'''

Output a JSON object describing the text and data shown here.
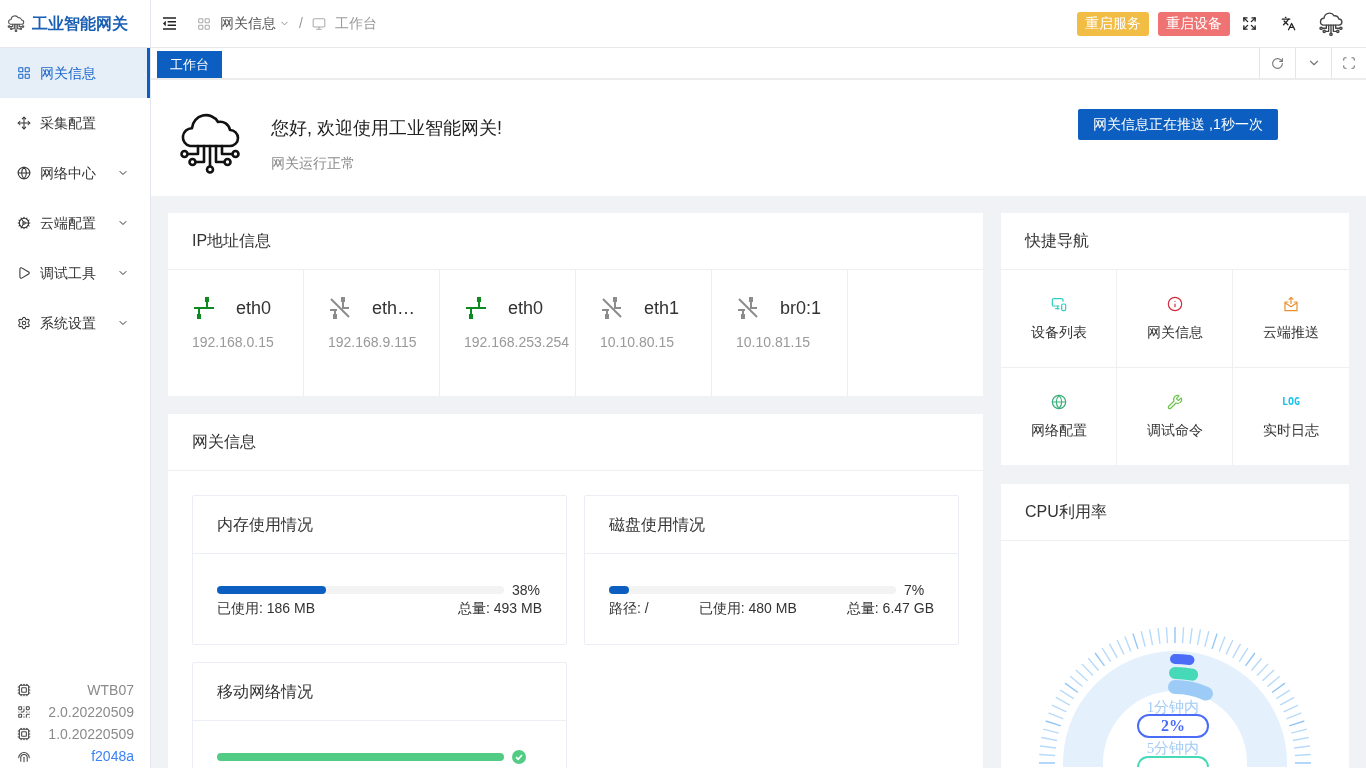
{
  "app": {
    "title": "工业智能网关"
  },
  "sidebar": {
    "items": [
      {
        "label": "网关信息",
        "kind": "link",
        "selected": true
      },
      {
        "label": "采集配置",
        "kind": "link",
        "selected": false
      },
      {
        "label": "网络中心",
        "kind": "group",
        "selected": false
      },
      {
        "label": "云端配置",
        "kind": "group",
        "selected": false
      },
      {
        "label": "调试工具",
        "kind": "group",
        "selected": false
      },
      {
        "label": "系统设置",
        "kind": "group",
        "selected": false
      }
    ],
    "device_info": [
      {
        "value": "WTB07",
        "kind": "text"
      },
      {
        "value": "2.0.20220509",
        "kind": "text"
      },
      {
        "value": "1.0.20220509",
        "kind": "text"
      },
      {
        "value": "f2048a",
        "kind": "link"
      }
    ]
  },
  "header": {
    "breadcrumb": [
      {
        "label": "网关信息",
        "kind": "menu"
      },
      {
        "label": "工作台",
        "kind": "page"
      }
    ],
    "separator": "/",
    "buttons": [
      {
        "label": "重启服务",
        "kind": "warning"
      },
      {
        "label": "重启设备",
        "kind": "danger"
      }
    ]
  },
  "tabs": [
    {
      "label": "工作台",
      "selected": true
    }
  ],
  "welcome": {
    "title": "您好, 欢迎使用工业智能网关!",
    "subtitle": "网关运行正常",
    "push_status": "网关信息正在推送 ,1秒一次"
  },
  "ip_info": {
    "title": "IP地址信息",
    "interfaces": [
      {
        "name": "eth0",
        "address": "192.168.0.15",
        "connected": true
      },
      {
        "name": "eth…",
        "address": "192.168.9.115",
        "connected": false
      },
      {
        "name": "eth0",
        "address": "192.168.253.254",
        "connected": true
      },
      {
        "name": "eth1",
        "address": "10.10.80.15",
        "connected": false
      },
      {
        "name": "br0:1",
        "address": "10.10.81.15",
        "connected": false
      }
    ]
  },
  "gateway_info": {
    "title": "网关信息",
    "memory": {
      "title": "内存使用情况",
      "level": 0.38,
      "percent": "38%",
      "used": "已使用: 186 MB",
      "total": "总量: 493 MB"
    },
    "disk": {
      "title": "磁盘使用情况",
      "level": 0.07,
      "percent": "7%",
      "path": "路径: /",
      "used": "已使用: 480 MB",
      "total": "总量: 6.47 GB"
    },
    "mobile": {
      "title": "移动网络情况",
      "level": 1,
      "complete": true
    }
  },
  "quick_nav": {
    "title": "快捷导航",
    "items": [
      {
        "label": "设备列表"
      },
      {
        "label": "网关信息"
      },
      {
        "label": "云端推送"
      },
      {
        "label": "网络配置"
      },
      {
        "label": "调试命令"
      },
      {
        "label": "实时日志",
        "badge": "LOG"
      }
    ]
  },
  "cpu": {
    "title": "CPU利用率",
    "readings": [
      {
        "caption": "1分钟内",
        "value": "2%"
      },
      {
        "caption": "5分钟内"
      }
    ]
  }
}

'''

• _TASK DIRECTIONS_
Return all of the data exactly as written, and drop the pictures.

• _THE COMPLETED TASK_
Output a JSON object describing the text and data shown here.
{
  "app": {
    "title": "工业智能网关"
  },
  "sidebar": {
    "items": [
      {
        "label": "网关信息",
        "kind": "link",
        "selected": true
      },
      {
        "label": "采集配置",
        "kind": "link",
        "selected": false
      },
      {
        "label": "网络中心",
        "kind": "group",
        "selected": false
      },
      {
        "label": "云端配置",
        "kind": "group",
        "selected": false
      },
      {
        "label": "调试工具",
        "kind": "group",
        "selected": false
      },
      {
        "label": "系统设置",
        "kind": "group",
        "selected": false
      }
    ],
    "device_info": [
      {
        "value": "WTB07",
        "kind": "text"
      },
      {
        "value": "2.0.20220509",
        "kind": "text"
      },
      {
        "value": "1.0.20220509",
        "kind": "text"
      },
      {
        "value": "f2048a",
        "kind": "link"
      }
    ]
  },
  "header": {
    "breadcrumb": [
      {
        "label": "网关信息",
        "kind": "menu"
      },
      {
        "label": "工作台",
        "kind": "page"
      }
    ],
    "separator": "/",
    "buttons": [
      {
        "label": "重启服务",
        "kind": "warning"
      },
      {
        "label": "重启设备",
        "kind": "danger"
      }
    ]
  },
  "tabs": [
    {
      "label": "工作台",
      "selected": true
    }
  ],
  "welcome": {
    "title": "您好, 欢迎使用工业智能网关!",
    "subtitle": "网关运行正常",
    "push_status": "网关信息正在推送 ,1秒一次"
  },
  "ip_info": {
    "title": "IP地址信息",
    "interfaces": [
      {
        "name": "eth0",
        "address": "192.168.0.15",
        "connected": true
      },
      {
        "name": "eth…",
        "address": "192.168.9.115",
        "connected": false
      },
      {
        "name": "eth0",
        "address": "192.168.253.254",
        "connected": true
      },
      {
        "name": "eth1",
        "address": "10.10.80.15",
        "connected": false
      },
      {
        "name": "br0:1",
        "address": "10.10.81.15",
        "connected": false
      }
    ]
  },
  "gateway_info": {
    "title": "网关信息",
    "memory": {
      "title": "内存使用情况",
      "level": 0.38,
      "percent": "38%",
      "used": "已使用: 186 MB",
      "total": "总量: 493 MB"
    },
    "disk": {
      "title": "磁盘使用情况",
      "level": 0.07,
      "percent": "7%",
      "path": "路径: /",
      "used": "已使用: 480 MB",
      "total": "总量: 6.47 GB"
    },
    "mobile": {
      "title": "移动网络情况",
      "level": 1,
      "complete": true
    }
  },
  "quick_nav": {
    "title": "快捷导航",
    "items": [
      {
        "label": "设备列表"
      },
      {
        "label": "网关信息"
      },
      {
        "label": "云端推送"
      },
      {
        "label": "网络配置"
      },
      {
        "label": "调试命令"
      },
      {
        "label": "实时日志",
        "badge": "LOG"
      }
    ]
  },
  "cpu": {
    "title": "CPU利用率",
    "readings": [
      {
        "caption": "1分钟内",
        "value": "2%"
      },
      {
        "caption": "5分钟内"
      }
    ]
  }
}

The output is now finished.